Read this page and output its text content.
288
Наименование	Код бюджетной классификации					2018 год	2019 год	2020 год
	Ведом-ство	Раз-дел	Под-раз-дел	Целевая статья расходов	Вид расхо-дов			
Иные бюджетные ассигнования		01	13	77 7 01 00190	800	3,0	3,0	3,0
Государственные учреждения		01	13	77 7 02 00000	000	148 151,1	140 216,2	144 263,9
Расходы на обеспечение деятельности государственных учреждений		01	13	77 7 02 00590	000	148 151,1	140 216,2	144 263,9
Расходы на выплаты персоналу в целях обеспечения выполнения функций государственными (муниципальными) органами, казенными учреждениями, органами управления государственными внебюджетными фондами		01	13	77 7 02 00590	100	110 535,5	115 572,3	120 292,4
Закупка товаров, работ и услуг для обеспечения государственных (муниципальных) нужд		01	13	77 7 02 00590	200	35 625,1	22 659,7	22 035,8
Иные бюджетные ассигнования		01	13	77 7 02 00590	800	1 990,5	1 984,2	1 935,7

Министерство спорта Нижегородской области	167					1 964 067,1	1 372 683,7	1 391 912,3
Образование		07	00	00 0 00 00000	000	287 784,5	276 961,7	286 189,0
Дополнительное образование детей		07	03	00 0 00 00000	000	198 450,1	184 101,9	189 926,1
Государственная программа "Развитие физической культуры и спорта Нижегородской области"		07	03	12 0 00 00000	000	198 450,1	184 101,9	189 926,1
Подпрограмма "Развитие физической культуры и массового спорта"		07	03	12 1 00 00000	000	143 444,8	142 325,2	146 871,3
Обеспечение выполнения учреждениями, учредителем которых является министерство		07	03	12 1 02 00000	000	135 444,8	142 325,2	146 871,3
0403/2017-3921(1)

- - - -

Count each line of the data where the word "Расходы" appears, then reply with the total only.

# FINISHED ANSWER
2